Source records:
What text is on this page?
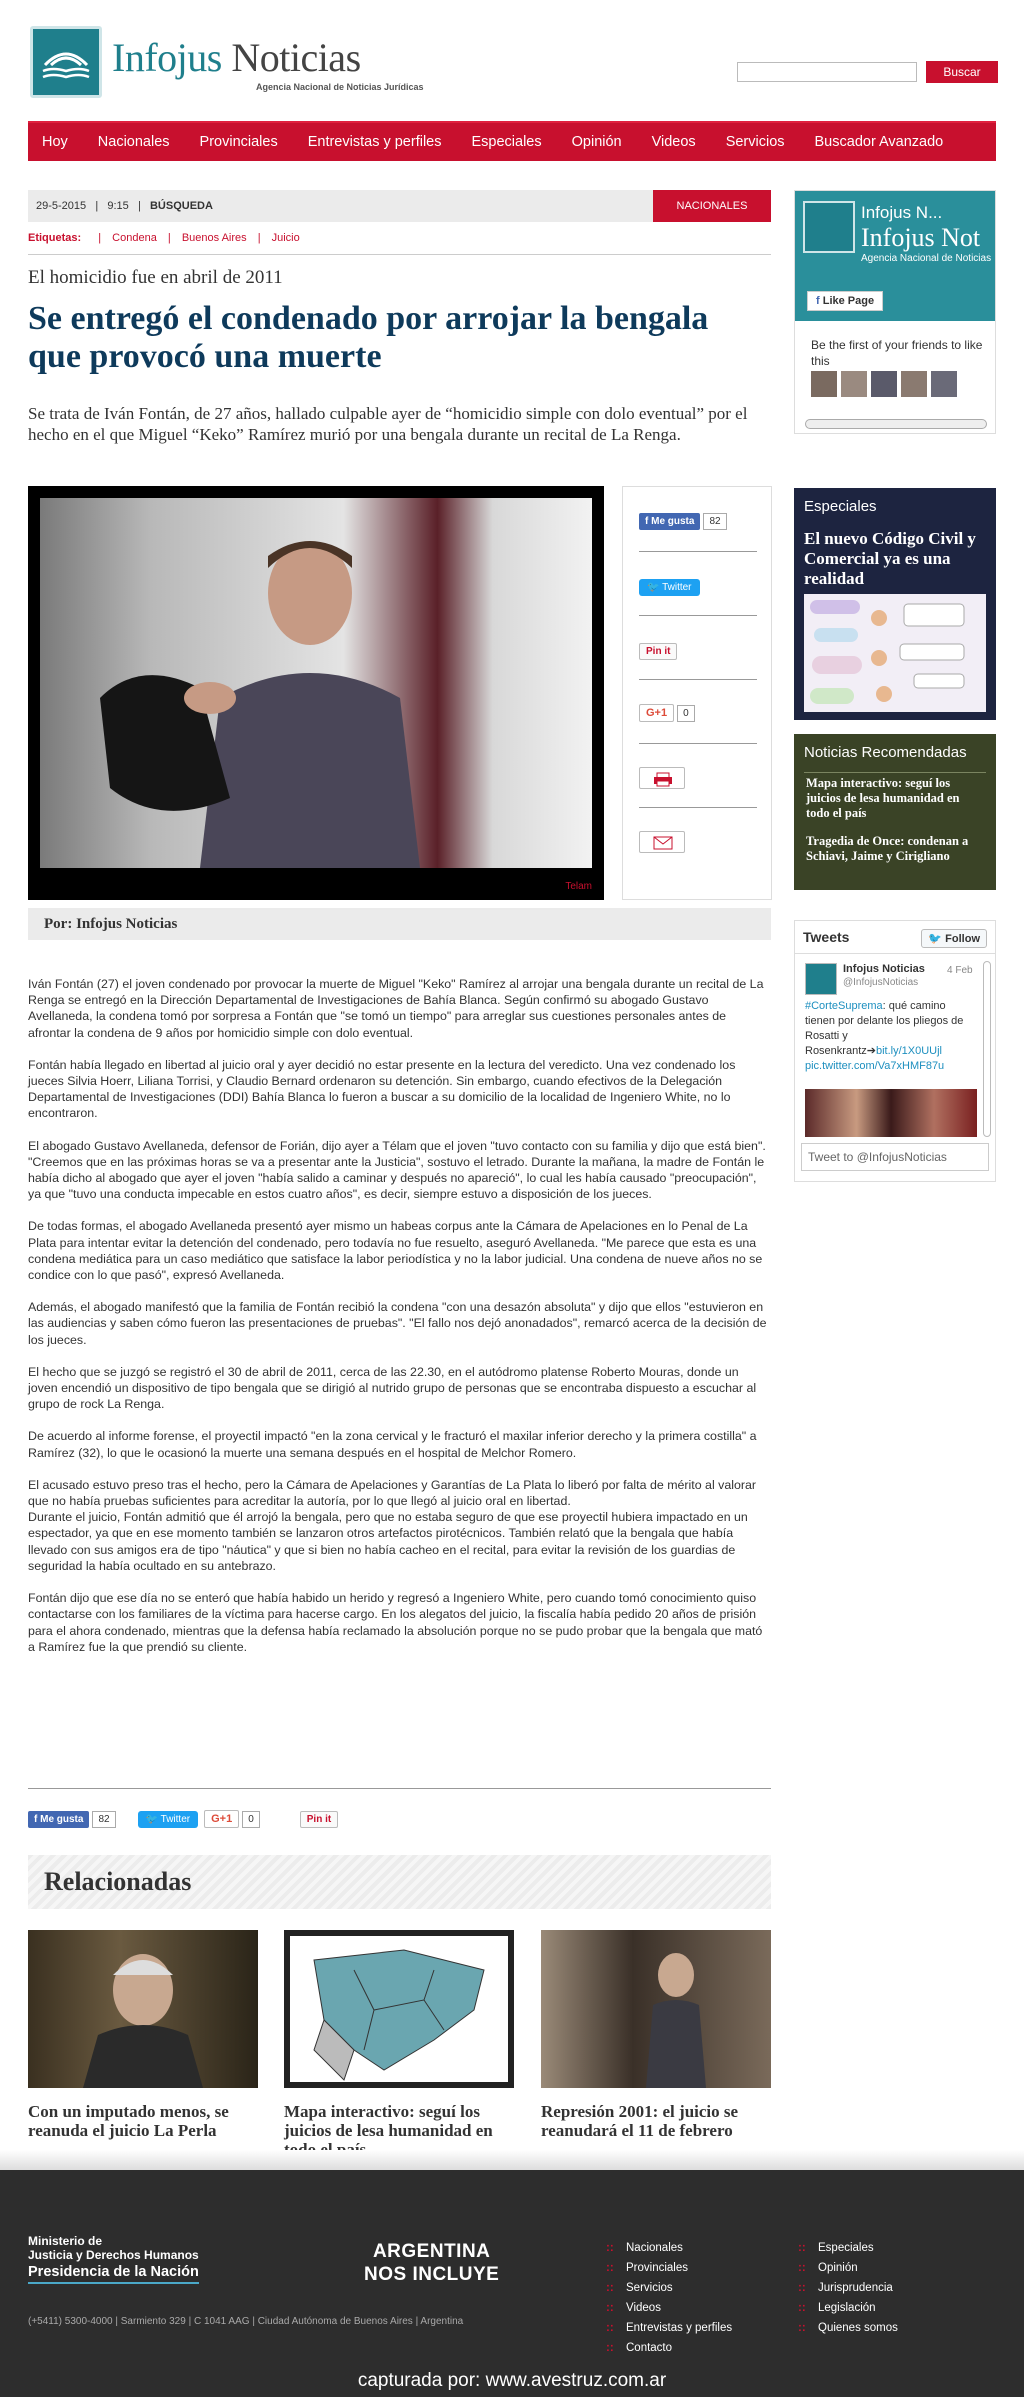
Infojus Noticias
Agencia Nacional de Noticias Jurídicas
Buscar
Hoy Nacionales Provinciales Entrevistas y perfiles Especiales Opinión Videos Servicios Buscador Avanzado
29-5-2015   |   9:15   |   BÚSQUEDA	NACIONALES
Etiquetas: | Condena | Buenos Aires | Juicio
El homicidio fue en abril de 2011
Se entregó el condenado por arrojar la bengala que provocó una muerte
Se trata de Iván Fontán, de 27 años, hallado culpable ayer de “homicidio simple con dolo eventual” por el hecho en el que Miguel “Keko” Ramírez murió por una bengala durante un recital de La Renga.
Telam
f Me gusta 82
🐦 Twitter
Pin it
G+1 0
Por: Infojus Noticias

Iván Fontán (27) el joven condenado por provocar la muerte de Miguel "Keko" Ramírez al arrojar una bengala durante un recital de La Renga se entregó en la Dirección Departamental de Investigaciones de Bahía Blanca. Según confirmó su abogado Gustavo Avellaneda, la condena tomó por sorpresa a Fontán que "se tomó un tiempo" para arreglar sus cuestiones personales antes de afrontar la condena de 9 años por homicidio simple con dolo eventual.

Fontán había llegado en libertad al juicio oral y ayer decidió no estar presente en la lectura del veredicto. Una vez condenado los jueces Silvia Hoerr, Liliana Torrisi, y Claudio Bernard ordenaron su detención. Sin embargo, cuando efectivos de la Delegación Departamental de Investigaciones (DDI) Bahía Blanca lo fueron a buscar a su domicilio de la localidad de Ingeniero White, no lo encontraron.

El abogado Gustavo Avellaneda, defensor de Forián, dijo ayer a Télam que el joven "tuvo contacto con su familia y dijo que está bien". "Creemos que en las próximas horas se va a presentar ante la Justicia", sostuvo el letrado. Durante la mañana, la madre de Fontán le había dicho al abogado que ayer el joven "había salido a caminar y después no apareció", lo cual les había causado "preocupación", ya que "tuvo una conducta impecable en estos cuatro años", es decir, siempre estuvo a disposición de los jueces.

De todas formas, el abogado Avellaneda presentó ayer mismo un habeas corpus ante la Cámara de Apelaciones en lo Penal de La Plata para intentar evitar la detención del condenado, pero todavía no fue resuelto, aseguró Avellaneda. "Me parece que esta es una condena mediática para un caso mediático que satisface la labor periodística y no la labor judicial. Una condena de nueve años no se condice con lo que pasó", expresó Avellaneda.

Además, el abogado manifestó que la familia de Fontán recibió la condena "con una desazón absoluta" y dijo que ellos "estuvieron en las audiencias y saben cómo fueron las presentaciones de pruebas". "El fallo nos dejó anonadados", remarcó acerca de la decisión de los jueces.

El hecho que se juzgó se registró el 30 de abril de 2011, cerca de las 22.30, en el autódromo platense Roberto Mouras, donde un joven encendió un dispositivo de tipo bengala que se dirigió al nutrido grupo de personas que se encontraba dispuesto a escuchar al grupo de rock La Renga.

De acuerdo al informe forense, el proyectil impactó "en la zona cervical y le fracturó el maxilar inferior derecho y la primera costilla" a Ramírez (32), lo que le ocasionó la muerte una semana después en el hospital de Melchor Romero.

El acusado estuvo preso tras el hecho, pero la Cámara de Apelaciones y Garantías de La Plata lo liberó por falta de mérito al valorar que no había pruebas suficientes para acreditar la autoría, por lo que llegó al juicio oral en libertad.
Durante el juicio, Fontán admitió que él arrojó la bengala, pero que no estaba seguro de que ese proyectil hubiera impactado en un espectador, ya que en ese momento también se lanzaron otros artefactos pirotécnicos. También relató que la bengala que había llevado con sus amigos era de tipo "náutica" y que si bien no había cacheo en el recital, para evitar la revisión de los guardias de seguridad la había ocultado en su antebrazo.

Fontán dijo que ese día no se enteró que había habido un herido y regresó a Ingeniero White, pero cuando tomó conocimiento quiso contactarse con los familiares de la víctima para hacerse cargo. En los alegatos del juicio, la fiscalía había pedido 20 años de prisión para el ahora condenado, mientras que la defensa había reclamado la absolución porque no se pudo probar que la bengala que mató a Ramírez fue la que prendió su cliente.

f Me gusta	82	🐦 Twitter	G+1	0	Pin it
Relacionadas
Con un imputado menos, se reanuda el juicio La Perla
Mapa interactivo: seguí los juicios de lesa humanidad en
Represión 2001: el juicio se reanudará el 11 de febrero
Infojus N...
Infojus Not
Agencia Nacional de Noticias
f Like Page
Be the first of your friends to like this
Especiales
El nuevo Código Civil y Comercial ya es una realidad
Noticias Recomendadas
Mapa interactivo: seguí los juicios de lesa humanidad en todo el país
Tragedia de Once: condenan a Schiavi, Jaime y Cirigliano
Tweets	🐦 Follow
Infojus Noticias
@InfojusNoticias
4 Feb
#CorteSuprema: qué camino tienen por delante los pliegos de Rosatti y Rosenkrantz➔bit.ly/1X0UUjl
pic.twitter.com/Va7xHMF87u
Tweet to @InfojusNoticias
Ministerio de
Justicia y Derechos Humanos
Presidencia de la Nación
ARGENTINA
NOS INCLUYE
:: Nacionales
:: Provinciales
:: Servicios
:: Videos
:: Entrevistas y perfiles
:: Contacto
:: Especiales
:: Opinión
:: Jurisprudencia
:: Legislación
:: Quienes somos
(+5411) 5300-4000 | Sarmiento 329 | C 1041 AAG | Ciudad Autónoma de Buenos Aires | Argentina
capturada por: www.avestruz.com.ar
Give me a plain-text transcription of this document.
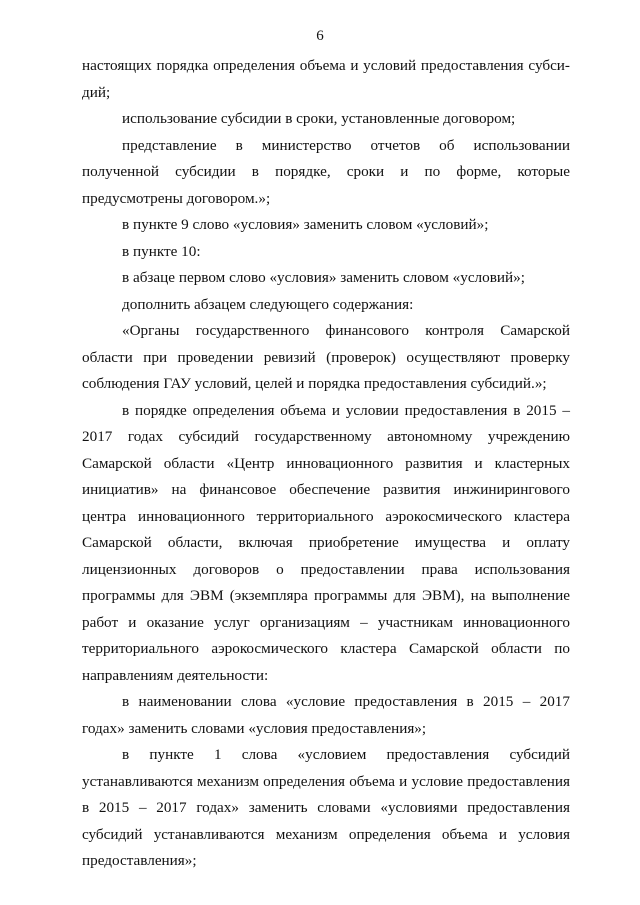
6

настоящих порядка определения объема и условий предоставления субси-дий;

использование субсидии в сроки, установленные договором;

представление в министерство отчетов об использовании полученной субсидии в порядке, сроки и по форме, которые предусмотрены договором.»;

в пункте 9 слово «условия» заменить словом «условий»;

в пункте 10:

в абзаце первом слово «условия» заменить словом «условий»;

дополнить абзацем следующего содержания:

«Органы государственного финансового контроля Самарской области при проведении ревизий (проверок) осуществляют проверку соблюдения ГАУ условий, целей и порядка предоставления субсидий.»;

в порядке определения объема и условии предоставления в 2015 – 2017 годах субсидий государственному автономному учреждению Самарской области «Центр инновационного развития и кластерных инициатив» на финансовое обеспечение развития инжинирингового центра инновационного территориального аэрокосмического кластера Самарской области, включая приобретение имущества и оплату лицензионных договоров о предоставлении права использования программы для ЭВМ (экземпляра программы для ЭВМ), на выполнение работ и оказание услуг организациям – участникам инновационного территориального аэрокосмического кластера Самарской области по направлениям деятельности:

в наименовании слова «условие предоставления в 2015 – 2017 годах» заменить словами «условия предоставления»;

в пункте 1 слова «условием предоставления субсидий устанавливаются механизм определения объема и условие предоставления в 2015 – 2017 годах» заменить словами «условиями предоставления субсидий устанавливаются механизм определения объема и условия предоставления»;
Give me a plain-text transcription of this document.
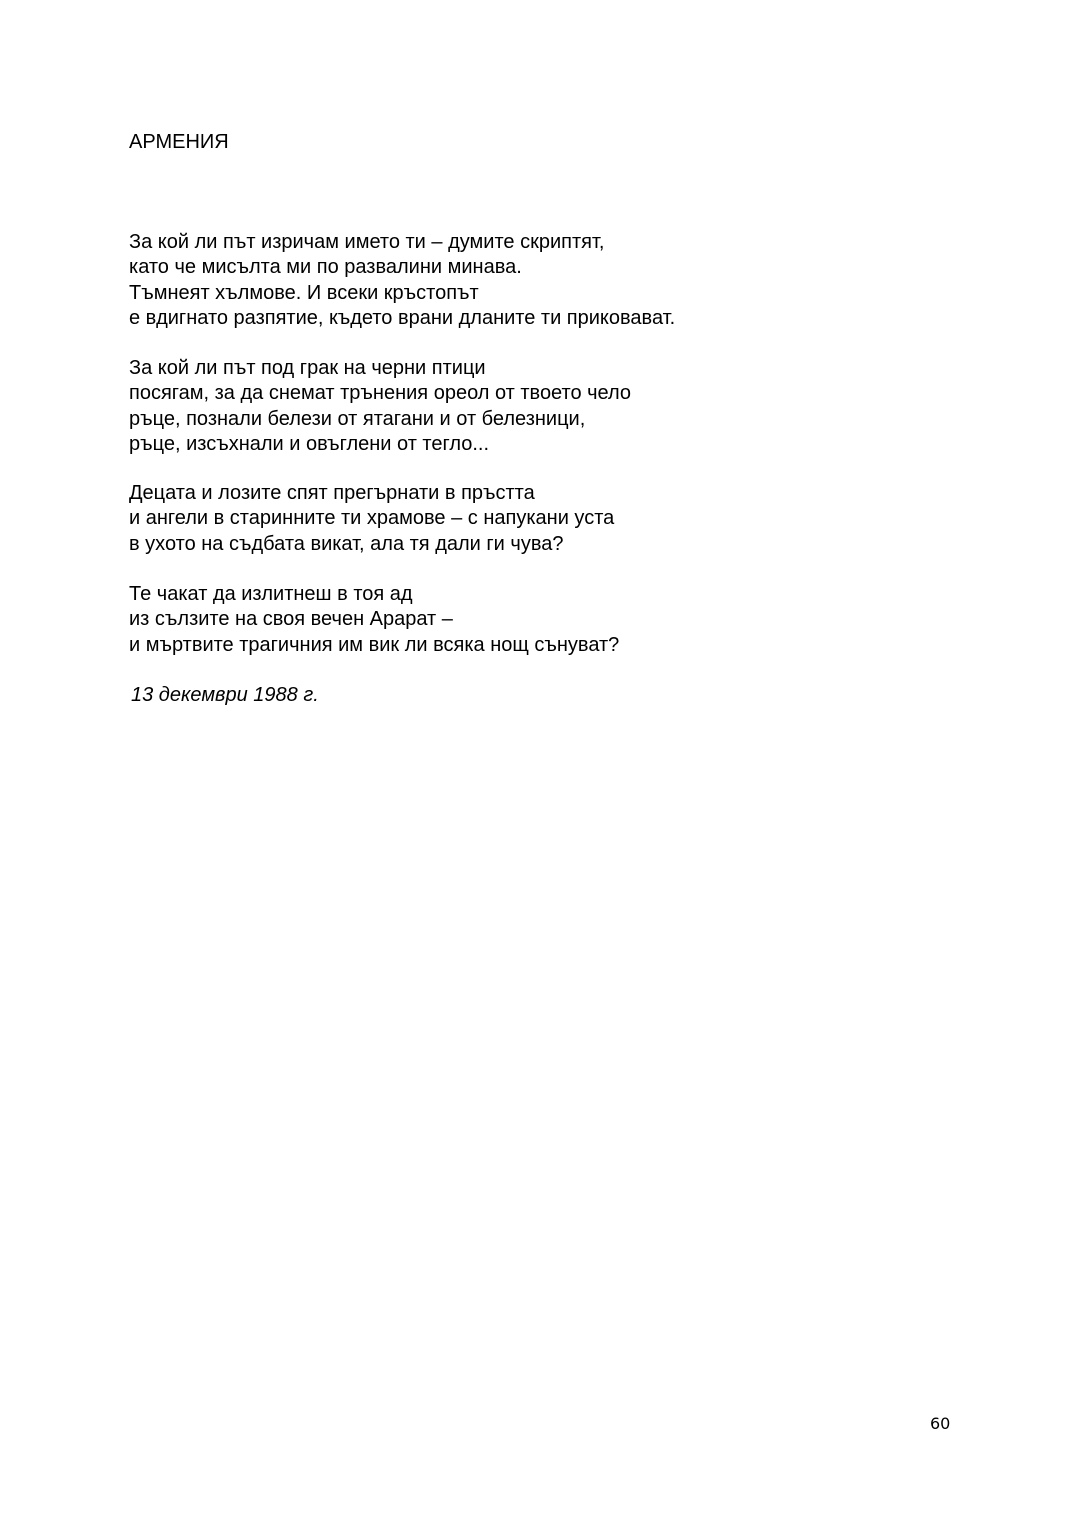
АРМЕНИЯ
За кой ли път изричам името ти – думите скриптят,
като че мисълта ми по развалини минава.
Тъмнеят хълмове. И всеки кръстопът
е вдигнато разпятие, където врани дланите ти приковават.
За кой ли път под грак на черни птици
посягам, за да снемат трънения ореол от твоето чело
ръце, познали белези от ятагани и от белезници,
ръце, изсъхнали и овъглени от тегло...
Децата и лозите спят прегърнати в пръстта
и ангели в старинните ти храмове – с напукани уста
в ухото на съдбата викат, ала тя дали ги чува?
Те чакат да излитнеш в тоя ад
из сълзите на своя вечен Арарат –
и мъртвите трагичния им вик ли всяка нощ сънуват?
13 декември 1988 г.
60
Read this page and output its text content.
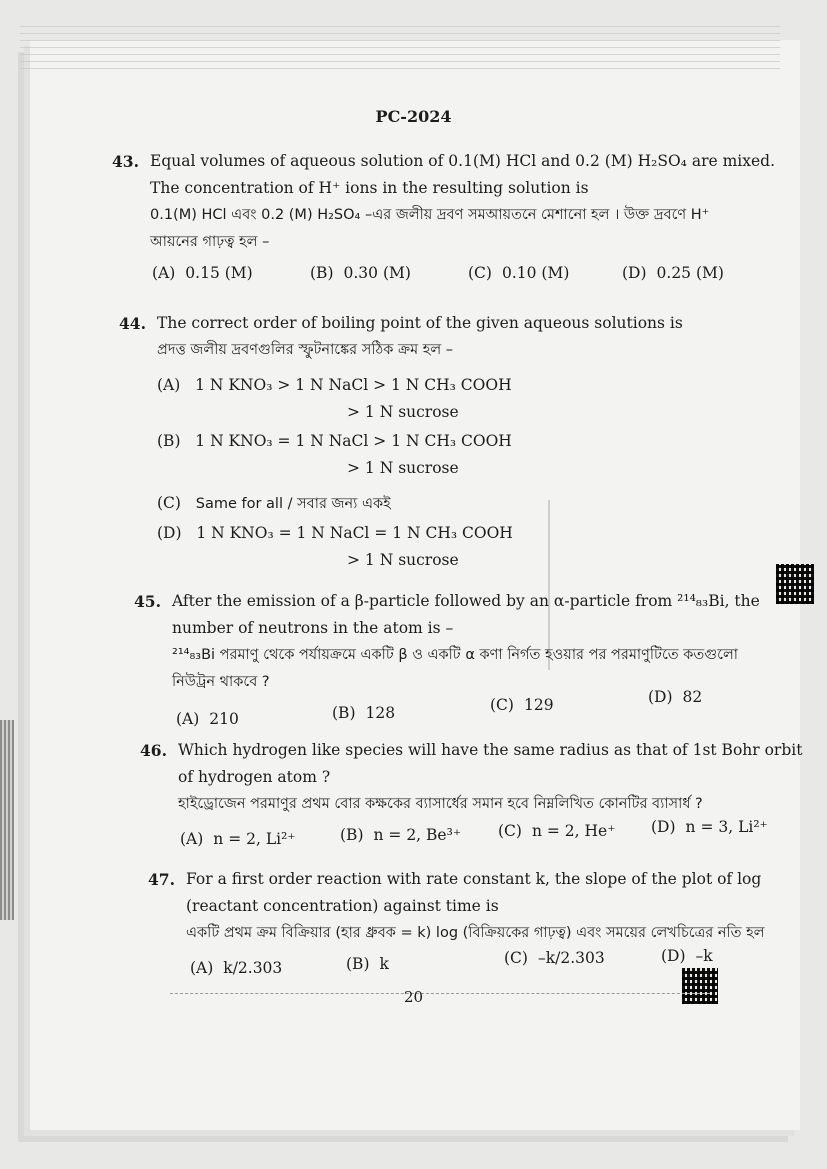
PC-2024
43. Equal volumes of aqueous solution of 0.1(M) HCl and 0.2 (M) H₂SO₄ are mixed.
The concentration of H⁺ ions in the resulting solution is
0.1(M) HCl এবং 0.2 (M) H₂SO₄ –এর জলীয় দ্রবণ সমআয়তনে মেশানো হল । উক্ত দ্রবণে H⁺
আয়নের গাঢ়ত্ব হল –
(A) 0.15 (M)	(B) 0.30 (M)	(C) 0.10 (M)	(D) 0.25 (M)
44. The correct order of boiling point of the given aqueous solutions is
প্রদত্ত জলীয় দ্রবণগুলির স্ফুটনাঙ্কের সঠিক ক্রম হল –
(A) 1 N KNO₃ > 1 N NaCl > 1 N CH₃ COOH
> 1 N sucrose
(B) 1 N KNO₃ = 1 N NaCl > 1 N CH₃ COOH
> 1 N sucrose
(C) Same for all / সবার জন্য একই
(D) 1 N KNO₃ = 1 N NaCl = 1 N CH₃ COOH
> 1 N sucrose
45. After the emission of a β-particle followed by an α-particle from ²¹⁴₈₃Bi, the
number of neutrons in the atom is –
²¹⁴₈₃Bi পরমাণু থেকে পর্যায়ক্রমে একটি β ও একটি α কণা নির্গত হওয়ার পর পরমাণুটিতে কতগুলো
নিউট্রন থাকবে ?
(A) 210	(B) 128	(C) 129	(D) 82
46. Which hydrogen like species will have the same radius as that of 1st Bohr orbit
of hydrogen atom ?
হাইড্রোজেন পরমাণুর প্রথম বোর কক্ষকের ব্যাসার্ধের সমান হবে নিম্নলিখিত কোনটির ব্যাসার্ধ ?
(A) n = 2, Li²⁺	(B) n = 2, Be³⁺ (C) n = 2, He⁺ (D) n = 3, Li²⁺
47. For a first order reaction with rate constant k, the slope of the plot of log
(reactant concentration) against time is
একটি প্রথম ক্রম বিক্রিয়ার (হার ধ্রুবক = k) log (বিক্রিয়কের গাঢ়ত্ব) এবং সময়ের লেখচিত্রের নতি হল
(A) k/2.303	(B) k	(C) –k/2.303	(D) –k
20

Problem details:
Return a copy of every line that includes the word "заменить".

Response to this task:
в пункте 9 слово «условия» заменить словом «условий»;
в абзаце первом слово «условия» заменить словом «условий»;
в наименовании слова «условие предоставления в 2015 – 2017 годах» заменить словами «условия предоставления»;
в пункте 1 слова «условием предоставления субсидий устанавливаются механизм определения объема и условие предоставления в 2015 – 2017 годах» заменить словами «условиями предоставления субсидий устанавливаются механизм определения объема и условия предоставления»;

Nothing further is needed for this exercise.